Look through the records below and collect all lines that hold the string "FILTER".

—————

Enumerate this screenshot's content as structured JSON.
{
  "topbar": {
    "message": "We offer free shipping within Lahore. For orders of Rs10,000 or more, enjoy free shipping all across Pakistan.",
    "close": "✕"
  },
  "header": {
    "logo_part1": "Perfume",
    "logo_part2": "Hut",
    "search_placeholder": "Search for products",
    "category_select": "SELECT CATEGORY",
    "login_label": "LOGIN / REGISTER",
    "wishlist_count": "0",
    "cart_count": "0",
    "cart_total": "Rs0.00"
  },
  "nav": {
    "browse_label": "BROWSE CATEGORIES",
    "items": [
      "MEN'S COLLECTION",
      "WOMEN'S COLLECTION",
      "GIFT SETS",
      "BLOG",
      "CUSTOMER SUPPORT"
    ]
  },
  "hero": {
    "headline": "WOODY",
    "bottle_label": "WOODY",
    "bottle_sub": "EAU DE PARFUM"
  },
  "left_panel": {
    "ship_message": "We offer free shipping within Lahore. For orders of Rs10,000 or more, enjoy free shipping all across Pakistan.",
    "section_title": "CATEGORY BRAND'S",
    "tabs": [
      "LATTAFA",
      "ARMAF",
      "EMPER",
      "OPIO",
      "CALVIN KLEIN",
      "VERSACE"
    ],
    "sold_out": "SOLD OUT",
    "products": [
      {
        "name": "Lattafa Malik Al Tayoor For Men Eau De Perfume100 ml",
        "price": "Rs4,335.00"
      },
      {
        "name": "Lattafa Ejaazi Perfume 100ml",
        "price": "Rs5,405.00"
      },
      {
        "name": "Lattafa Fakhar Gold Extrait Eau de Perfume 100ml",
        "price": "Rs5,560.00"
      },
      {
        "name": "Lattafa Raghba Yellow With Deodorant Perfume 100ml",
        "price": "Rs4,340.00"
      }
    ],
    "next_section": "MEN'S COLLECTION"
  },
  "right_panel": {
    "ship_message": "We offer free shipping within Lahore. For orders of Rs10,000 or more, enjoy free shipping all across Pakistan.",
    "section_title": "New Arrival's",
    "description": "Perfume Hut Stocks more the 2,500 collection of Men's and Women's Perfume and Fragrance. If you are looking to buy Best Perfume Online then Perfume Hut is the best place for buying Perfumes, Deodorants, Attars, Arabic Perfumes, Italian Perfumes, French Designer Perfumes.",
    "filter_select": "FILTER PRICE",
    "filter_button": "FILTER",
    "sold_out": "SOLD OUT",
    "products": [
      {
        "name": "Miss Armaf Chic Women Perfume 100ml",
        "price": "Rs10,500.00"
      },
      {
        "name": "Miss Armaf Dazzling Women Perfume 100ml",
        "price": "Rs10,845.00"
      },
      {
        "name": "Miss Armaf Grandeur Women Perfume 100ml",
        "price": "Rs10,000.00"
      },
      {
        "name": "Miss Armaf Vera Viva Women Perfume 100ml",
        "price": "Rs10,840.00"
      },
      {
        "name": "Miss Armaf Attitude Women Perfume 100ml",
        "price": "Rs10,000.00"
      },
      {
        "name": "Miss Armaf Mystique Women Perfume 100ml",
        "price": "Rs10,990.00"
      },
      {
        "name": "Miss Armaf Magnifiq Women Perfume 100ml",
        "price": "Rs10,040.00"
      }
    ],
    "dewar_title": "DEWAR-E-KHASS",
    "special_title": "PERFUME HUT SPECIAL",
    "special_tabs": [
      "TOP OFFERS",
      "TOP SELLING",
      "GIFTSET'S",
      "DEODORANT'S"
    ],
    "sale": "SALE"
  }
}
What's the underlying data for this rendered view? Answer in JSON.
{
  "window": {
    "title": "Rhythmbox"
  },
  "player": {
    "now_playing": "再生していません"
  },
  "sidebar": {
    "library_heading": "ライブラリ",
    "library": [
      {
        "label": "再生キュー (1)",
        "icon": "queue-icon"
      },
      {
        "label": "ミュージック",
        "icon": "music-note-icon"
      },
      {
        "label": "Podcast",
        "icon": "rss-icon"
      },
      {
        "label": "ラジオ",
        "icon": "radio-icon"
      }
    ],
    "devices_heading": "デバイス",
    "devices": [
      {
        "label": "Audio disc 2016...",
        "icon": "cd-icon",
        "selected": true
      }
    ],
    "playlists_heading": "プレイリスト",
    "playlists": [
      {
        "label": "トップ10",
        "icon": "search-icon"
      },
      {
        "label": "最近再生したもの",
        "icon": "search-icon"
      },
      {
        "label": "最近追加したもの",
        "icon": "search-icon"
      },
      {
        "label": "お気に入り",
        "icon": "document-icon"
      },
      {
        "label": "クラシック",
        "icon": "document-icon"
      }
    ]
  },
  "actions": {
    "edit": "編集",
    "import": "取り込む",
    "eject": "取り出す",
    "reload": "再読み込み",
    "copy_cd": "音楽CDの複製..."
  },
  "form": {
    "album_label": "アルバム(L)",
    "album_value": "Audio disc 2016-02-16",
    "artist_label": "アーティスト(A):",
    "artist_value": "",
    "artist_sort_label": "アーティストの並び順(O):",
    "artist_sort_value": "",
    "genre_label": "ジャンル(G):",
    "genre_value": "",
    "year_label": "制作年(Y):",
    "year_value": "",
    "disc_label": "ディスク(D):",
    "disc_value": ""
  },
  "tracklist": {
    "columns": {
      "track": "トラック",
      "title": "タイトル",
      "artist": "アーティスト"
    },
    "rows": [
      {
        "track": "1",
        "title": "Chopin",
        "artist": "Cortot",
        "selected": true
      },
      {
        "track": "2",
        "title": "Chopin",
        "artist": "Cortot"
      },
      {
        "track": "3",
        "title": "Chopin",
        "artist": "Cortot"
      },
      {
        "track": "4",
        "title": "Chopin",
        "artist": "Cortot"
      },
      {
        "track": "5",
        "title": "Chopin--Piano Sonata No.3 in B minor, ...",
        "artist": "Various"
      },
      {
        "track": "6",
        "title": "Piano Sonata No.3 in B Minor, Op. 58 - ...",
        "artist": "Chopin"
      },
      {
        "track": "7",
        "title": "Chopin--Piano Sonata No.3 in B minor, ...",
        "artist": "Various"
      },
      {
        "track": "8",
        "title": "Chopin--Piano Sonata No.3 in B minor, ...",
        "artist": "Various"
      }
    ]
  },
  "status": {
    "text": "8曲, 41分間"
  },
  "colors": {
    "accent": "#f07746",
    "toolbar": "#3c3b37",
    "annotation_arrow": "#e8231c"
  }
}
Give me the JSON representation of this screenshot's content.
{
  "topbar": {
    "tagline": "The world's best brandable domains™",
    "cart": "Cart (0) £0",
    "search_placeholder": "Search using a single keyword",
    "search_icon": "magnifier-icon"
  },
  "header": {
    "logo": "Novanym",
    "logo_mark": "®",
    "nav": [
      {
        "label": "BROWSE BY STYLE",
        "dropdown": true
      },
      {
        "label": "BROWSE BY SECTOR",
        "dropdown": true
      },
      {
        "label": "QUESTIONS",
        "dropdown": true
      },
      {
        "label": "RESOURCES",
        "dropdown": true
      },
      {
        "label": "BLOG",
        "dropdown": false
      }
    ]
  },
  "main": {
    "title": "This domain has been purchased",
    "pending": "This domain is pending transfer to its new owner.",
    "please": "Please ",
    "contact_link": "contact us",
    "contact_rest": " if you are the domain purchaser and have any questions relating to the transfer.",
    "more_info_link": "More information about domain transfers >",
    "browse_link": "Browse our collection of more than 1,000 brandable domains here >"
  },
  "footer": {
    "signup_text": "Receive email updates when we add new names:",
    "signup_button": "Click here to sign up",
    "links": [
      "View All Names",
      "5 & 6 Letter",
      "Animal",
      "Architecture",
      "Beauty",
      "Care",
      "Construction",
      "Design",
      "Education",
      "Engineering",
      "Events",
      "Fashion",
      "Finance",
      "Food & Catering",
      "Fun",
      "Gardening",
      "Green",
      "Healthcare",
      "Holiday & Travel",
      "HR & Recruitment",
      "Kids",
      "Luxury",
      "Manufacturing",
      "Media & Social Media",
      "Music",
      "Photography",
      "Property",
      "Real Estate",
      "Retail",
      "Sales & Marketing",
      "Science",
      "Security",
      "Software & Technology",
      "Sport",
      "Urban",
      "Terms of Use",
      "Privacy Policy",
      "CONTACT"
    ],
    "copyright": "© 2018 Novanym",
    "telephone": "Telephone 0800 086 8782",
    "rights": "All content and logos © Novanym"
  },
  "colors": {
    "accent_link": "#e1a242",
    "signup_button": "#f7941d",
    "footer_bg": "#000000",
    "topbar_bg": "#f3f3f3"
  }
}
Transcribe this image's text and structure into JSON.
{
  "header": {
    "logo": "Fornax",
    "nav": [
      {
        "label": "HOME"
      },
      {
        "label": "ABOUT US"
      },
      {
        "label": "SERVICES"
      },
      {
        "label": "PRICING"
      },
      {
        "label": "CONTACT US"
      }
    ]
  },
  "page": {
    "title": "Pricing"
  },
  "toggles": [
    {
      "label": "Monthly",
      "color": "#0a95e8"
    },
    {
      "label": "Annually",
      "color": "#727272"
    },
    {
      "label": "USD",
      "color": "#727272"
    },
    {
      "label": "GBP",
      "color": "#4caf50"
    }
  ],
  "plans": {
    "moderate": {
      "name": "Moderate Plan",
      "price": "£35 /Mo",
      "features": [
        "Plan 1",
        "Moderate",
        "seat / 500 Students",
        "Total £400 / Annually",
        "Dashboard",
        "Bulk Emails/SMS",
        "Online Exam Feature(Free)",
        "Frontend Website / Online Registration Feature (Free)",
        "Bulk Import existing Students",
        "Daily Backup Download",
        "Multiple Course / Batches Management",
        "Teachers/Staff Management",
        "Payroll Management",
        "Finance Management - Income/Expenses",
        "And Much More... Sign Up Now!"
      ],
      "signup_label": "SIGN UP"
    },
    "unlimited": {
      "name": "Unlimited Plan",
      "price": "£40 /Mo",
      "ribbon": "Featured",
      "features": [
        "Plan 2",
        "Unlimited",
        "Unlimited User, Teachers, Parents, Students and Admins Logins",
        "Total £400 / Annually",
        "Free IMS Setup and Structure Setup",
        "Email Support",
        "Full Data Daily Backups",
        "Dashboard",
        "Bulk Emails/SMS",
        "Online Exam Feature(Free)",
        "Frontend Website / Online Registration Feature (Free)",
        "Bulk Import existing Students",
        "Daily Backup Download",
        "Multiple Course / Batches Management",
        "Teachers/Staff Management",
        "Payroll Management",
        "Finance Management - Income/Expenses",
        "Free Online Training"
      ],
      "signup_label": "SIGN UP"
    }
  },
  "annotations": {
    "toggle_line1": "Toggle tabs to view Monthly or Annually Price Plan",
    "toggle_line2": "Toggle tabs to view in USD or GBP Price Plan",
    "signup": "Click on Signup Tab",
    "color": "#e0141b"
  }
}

—————

§ **Answer**:
    "filter_select": "FILTER PRICE",
    "filter_button": "FILTER",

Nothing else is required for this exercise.